**Record extracts**
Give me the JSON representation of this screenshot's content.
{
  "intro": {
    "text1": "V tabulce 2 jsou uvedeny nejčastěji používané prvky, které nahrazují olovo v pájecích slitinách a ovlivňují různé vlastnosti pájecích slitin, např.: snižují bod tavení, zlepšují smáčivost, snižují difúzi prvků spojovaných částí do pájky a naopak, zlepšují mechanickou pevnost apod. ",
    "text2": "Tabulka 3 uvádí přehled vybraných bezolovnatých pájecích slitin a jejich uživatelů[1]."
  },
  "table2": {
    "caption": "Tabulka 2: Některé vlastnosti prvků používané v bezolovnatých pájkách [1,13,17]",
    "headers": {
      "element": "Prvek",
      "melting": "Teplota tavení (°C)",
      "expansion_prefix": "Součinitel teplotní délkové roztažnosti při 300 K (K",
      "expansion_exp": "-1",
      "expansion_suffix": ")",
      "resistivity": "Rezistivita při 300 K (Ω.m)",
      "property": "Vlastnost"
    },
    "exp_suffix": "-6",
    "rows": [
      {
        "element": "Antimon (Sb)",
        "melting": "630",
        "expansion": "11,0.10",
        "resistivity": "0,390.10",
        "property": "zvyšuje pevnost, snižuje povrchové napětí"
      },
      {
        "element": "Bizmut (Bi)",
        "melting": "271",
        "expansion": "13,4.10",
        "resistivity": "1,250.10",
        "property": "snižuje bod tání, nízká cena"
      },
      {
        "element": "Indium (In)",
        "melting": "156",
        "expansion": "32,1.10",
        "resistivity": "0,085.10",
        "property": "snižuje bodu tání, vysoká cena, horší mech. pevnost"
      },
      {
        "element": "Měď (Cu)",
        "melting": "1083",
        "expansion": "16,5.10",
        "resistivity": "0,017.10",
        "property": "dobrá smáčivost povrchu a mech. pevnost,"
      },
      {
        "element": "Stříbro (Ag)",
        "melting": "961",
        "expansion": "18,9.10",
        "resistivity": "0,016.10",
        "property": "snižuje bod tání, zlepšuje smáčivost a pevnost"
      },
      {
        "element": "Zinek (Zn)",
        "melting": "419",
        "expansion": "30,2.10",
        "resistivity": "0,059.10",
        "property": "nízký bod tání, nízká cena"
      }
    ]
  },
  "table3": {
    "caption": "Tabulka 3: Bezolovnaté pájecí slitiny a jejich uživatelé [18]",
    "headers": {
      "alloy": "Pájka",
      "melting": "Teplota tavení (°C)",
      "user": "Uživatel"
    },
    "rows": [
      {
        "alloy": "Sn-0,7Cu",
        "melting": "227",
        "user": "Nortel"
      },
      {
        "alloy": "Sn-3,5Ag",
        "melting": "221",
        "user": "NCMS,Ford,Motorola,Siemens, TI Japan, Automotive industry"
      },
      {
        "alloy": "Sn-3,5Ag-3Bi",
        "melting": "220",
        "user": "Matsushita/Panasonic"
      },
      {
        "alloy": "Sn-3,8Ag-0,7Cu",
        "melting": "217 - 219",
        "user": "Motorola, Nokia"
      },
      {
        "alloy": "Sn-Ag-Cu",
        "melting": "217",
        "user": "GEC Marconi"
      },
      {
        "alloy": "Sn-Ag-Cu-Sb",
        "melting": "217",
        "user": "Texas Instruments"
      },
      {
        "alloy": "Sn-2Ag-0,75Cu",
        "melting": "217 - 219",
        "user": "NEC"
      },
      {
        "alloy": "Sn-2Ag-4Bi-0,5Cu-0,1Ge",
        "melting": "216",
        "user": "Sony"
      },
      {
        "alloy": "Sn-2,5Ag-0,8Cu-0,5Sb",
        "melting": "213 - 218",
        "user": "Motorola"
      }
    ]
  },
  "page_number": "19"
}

---

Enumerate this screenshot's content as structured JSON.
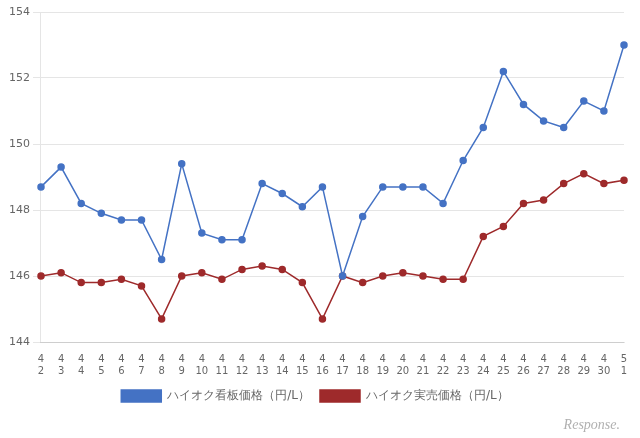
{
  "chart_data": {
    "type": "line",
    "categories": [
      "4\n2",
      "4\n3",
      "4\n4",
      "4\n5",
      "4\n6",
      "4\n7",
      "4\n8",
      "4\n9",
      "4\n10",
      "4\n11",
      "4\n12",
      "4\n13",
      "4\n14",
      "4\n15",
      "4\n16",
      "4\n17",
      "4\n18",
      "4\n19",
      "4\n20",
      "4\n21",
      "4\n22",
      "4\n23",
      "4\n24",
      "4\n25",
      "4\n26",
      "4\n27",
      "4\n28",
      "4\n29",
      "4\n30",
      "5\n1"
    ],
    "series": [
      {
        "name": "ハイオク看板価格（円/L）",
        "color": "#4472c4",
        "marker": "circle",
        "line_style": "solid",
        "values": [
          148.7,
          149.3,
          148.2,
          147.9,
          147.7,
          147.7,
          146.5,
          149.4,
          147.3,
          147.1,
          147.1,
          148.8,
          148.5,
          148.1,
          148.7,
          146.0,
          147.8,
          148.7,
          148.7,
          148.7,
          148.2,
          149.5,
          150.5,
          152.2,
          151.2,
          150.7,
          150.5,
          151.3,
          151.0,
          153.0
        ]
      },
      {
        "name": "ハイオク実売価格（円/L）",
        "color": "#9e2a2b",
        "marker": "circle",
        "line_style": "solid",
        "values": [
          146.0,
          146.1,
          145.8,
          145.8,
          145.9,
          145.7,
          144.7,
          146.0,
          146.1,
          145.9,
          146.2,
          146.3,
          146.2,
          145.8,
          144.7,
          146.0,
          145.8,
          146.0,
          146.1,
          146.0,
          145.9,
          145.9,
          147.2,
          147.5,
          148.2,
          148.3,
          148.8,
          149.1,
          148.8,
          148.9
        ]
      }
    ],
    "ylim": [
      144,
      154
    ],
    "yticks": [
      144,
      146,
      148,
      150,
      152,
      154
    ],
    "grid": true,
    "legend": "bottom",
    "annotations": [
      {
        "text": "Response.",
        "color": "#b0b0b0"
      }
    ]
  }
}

**Exercise description**
Note how many lines in the material hold the word "caption", and give that number with nothing added.

**Answer to this exercise**
2